(Material to process):

++++++

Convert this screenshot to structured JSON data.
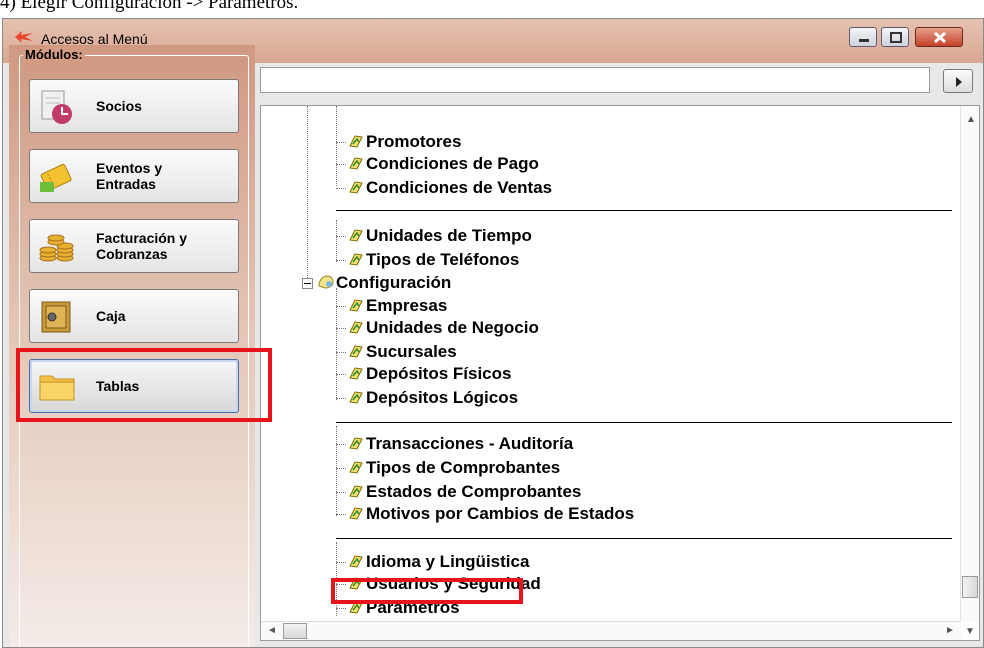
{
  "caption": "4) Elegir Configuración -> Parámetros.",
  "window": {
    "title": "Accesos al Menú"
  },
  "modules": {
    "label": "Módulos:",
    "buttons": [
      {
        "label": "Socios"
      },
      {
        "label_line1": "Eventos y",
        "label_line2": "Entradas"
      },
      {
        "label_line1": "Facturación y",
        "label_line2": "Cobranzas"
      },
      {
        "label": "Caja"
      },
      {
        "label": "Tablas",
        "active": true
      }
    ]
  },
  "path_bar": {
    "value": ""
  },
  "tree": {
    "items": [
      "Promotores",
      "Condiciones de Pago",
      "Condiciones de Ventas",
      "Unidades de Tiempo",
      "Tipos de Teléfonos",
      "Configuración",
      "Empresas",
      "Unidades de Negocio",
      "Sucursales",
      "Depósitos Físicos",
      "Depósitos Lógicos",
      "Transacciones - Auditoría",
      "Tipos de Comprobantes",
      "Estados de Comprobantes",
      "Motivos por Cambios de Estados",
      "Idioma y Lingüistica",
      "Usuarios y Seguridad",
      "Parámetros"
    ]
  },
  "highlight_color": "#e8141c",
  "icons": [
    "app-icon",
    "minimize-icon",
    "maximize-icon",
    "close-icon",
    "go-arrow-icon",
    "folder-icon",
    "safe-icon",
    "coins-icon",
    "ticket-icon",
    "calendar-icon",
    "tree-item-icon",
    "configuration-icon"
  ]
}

++++++

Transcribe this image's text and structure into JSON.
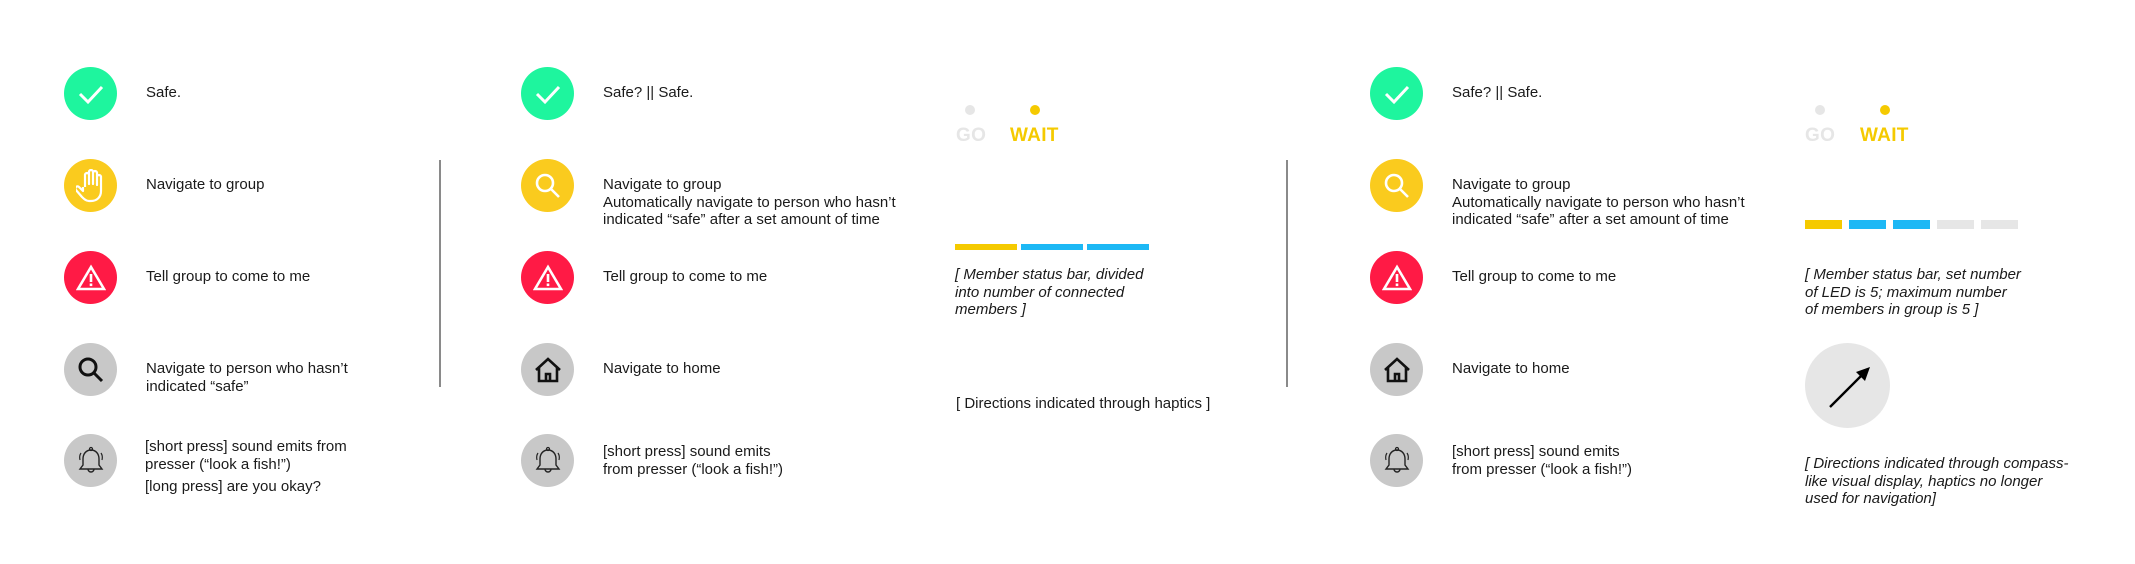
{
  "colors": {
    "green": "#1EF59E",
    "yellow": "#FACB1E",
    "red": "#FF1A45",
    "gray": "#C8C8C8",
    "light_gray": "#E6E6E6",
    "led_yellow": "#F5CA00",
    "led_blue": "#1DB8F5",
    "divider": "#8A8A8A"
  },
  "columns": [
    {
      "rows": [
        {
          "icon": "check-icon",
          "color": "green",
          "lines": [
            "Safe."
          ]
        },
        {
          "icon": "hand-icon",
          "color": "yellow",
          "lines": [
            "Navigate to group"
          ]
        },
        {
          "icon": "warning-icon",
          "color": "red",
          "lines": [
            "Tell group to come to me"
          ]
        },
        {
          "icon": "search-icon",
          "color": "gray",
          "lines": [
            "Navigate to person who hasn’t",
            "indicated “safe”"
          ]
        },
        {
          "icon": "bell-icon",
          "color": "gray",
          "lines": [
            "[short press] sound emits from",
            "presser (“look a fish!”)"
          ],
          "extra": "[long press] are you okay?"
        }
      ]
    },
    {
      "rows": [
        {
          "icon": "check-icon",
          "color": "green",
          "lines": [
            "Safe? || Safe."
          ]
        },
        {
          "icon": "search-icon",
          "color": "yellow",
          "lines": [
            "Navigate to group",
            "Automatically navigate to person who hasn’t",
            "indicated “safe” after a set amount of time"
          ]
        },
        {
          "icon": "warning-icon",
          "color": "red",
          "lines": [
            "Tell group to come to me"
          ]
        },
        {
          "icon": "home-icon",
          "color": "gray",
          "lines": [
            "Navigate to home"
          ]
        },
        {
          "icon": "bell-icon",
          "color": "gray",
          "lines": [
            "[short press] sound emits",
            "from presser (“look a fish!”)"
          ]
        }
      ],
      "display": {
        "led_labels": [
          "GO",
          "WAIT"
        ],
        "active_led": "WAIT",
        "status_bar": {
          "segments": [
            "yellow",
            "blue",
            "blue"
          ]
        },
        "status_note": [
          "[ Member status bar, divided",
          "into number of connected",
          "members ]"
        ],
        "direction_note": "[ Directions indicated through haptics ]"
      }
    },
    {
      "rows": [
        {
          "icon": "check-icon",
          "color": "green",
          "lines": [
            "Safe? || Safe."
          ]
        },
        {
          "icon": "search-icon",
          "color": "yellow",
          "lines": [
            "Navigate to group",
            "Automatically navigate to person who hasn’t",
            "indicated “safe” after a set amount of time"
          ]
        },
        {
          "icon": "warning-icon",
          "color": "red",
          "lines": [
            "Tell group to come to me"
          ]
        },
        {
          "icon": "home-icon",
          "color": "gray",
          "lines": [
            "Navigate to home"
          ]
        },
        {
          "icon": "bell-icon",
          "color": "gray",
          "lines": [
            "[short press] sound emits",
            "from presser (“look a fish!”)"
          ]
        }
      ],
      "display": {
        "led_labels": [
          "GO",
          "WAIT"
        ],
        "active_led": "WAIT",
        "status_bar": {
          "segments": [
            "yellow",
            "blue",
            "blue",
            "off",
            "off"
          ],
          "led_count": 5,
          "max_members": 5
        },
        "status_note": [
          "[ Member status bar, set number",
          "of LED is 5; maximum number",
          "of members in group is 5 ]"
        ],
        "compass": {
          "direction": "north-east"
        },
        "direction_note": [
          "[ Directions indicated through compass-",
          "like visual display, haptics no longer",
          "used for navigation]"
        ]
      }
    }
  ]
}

++++++

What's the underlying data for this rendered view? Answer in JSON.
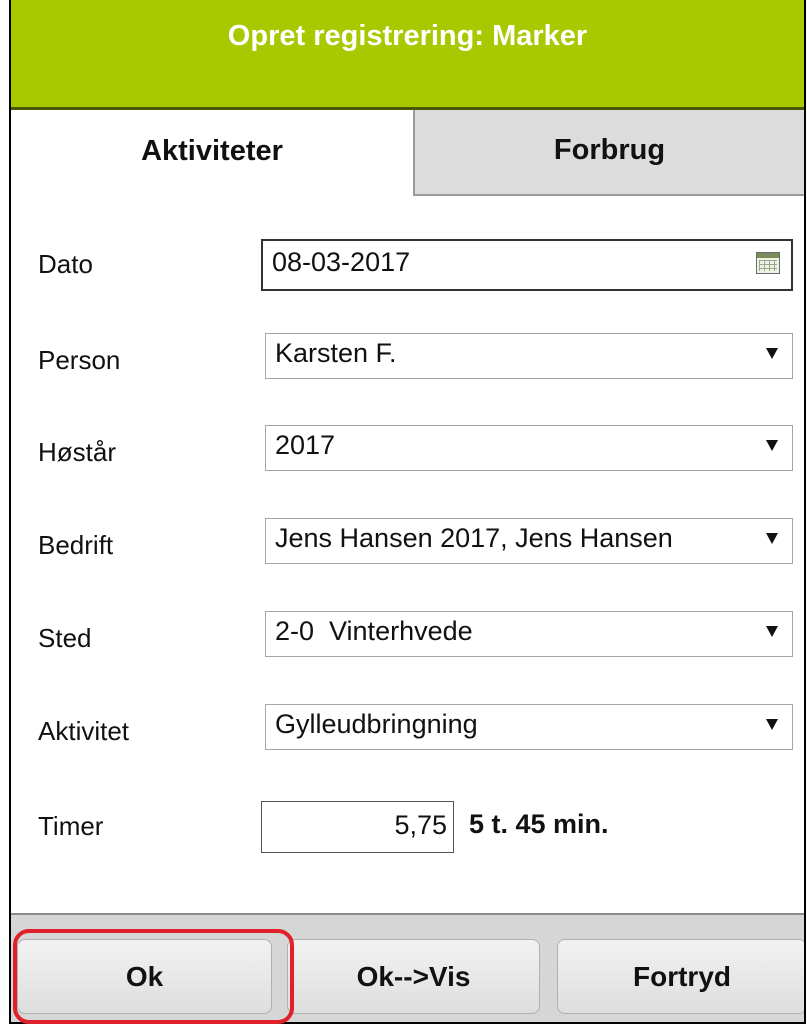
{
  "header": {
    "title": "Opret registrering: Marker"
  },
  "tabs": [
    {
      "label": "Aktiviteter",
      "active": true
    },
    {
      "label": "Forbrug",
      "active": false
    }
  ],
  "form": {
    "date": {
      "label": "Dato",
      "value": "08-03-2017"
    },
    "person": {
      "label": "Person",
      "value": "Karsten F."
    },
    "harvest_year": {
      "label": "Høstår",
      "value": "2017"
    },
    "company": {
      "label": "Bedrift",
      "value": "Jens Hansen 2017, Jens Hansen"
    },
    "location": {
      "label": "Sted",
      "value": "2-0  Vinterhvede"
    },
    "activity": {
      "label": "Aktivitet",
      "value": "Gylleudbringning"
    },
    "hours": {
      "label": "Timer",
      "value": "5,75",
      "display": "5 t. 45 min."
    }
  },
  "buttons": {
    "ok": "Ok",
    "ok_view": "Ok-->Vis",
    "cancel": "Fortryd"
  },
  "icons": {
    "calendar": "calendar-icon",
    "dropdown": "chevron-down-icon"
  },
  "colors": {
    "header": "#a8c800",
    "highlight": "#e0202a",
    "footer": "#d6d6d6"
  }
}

++++++

(Aim):
Copy out every line holding the string "haptics".

(Response below):
        "direction_note": "[ Directions indicated through haptics ]"
          "like visual display, haptics no longer",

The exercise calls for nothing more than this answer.